_Records for this exercise_.
>> start
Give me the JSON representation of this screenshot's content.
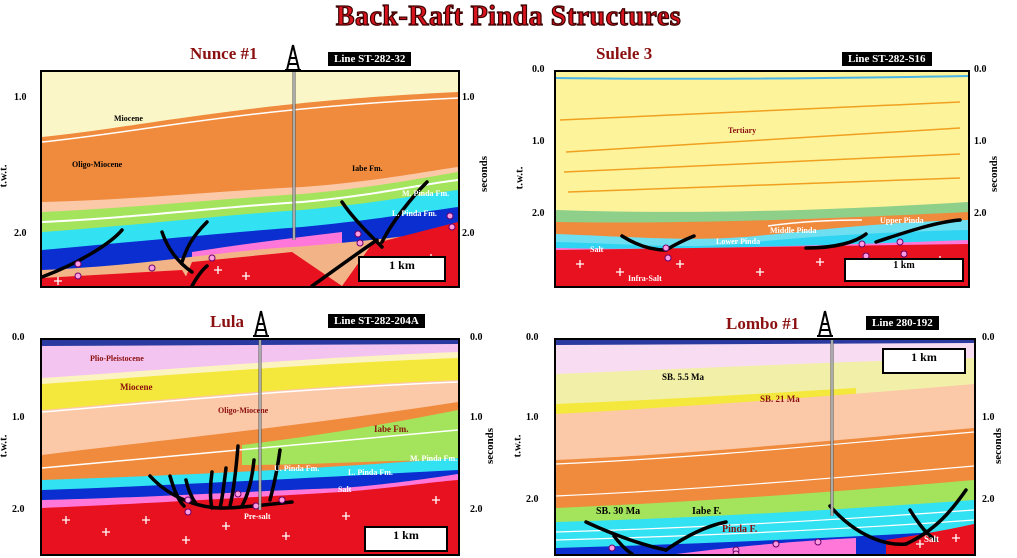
{
  "title": "Back-Raft Pinda Structures",
  "panels": {
    "nunce": {
      "well_name": "Nunce #1",
      "line": "Line ST-282-32",
      "ticks_left": [
        "1.0",
        "2.0"
      ],
      "ticks_right": [
        "1.0",
        "2.0"
      ],
      "axis_left": "t.w.t.",
      "axis_right": "seconds",
      "scale": "1 km",
      "units": {
        "miocene": "Miocene",
        "oligo_miocene": "Oligo-Miocene",
        "iabe": "Iabe Fm.",
        "m_pinda": "M. Pinda Fm.",
        "l_pinda": "L. Pinda Fm."
      }
    },
    "sulele": {
      "well_name": "Sulele 3",
      "line": "Line ST-282-S16",
      "ticks_left": [
        "0.0",
        "1.0",
        "2.0"
      ],
      "ticks_right": [
        "0.0",
        "1.0",
        "2.0"
      ],
      "axis_left": "t.w.t.",
      "axis_right": "seconds",
      "scale": "1 km",
      "units": {
        "tertiary": "Tertiary",
        "upper_pinda": "Upper Pinda",
        "middle_pinda": "Middle Pinda",
        "lower_pinda": "Lower Pinda",
        "salt": "Salt",
        "infra_salt": "Infra-Salt"
      }
    },
    "lula": {
      "well_name": "Lula",
      "line": "Line ST-282-204A",
      "ticks_left": [
        "0.0",
        "1.0",
        "2.0"
      ],
      "ticks_right": [
        "0.0",
        "1.0",
        "2.0"
      ],
      "axis_left": "t.w.t.",
      "axis_right": "seconds",
      "scale": "1 km",
      "units": {
        "plio": "Plio-Pleistocene",
        "miocene": "Miocene",
        "oligo_miocene": "Oligo-Miocene",
        "iabe": "Iabe Fm.",
        "u_pinda": "U. Pinda Fm.",
        "l_pinda": "L. Pinda Fm.",
        "m_pinda": "M. Pinda Fm.",
        "salt": "Salt",
        "pre_salt": "Pre-salt"
      }
    },
    "lombo": {
      "well_name": "Lombo #1",
      "line": "Line 280-192",
      "ticks_left": [
        "0.0",
        "1.0",
        "2.0"
      ],
      "ticks_right": [
        "0.0",
        "1.0",
        "2.0"
      ],
      "axis_left": "t.w.t.",
      "axis_right": "seconds",
      "scale": "1 km",
      "units": {
        "sb55": "SB. 5.5 Ma",
        "sb21": "SB. 21 Ma",
        "sb30": "SB. 30 Ma",
        "iabe": "Iabe F.",
        "pinda": "Pinda F.",
        "salt": "Salt"
      }
    }
  }
}
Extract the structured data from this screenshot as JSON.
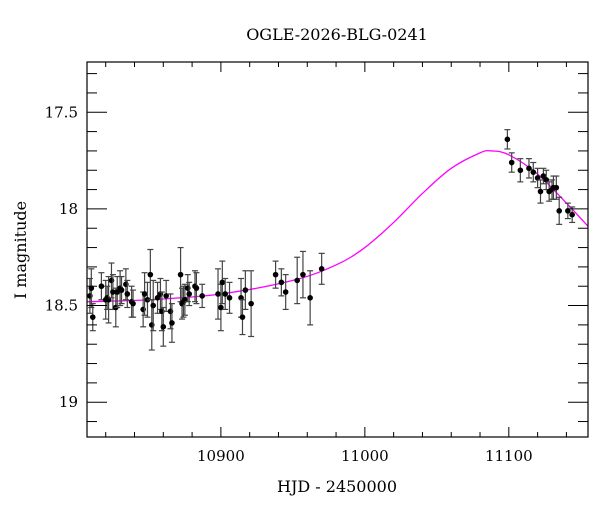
>> end
_Task description_.
Without including any pictures, output all the entries above exactly.

_Exercise output_.
Give me the JSON representation of this screenshot's content.
{
  "title": "Back-Raft Pinda Structures",
  "panels": {
    "nunce": {
      "well_name": "Nunce #1",
      "line": "Line ST-282-32",
      "ticks_left": [
        "1.0",
        "2.0"
      ],
      "ticks_right": [
        "1.0",
        "2.0"
      ],
      "axis_left": "t.w.t.",
      "axis_right": "seconds",
      "scale": "1 km",
      "units": {
        "miocene": "Miocene",
        "oligo_miocene": "Oligo-Miocene",
        "iabe": "Iabe Fm.",
        "m_pinda": "M. Pinda Fm.",
        "l_pinda": "L. Pinda Fm."
      }
    },
    "sulele": {
      "well_name": "Sulele 3",
      "line": "Line ST-282-S16",
      "ticks_left": [
        "0.0",
        "1.0",
        "2.0"
      ],
      "ticks_right": [
        "0.0",
        "1.0",
        "2.0"
      ],
      "axis_left": "t.w.t.",
      "axis_right": "seconds",
      "scale": "1 km",
      "units": {
        "tertiary": "Tertiary",
        "upper_pinda": "Upper Pinda",
        "middle_pinda": "Middle Pinda",
        "lower_pinda": "Lower Pinda",
        "salt": "Salt",
        "infra_salt": "Infra-Salt"
      }
    },
    "lula": {
      "well_name": "Lula",
      "line": "Line ST-282-204A",
      "ticks_left": [
        "0.0",
        "1.0",
        "2.0"
      ],
      "ticks_right": [
        "0.0",
        "1.0",
        "2.0"
      ],
      "axis_left": "t.w.t.",
      "axis_right": "seconds",
      "scale": "1 km",
      "units": {
        "plio": "Plio-Pleistocene",
        "miocene": "Miocene",
        "oligo_miocene": "Oligo-Miocene",
        "iabe": "Iabe Fm.",
        "u_pinda": "U. Pinda Fm.",
        "l_pinda": "L. Pinda Fm.",
        "m_pinda": "M. Pinda Fm.",
        "salt": "Salt",
        "pre_salt": "Pre-salt"
      }
    },
    "lombo": {
      "well_name": "Lombo #1",
      "line": "Line 280-192",
      "ticks_left": [
        "0.0",
        "1.0",
        "2.0"
      ],
      "ticks_right": [
        "0.0",
        "1.0",
        "2.0"
      ],
      "axis_left": "t.w.t.",
      "axis_right": "seconds",
      "scale": "1 km",
      "units": {
        "sb55": "SB. 5.5 Ma",
        "sb21": "SB. 21 Ma",
        "sb30": "SB. 30 Ma",
        "iabe": "Iabe F.",
        "pinda": "Pinda F.",
        "salt": "Salt"
      }
    }
  }
}
Extract the structured data from this screenshot as JSON.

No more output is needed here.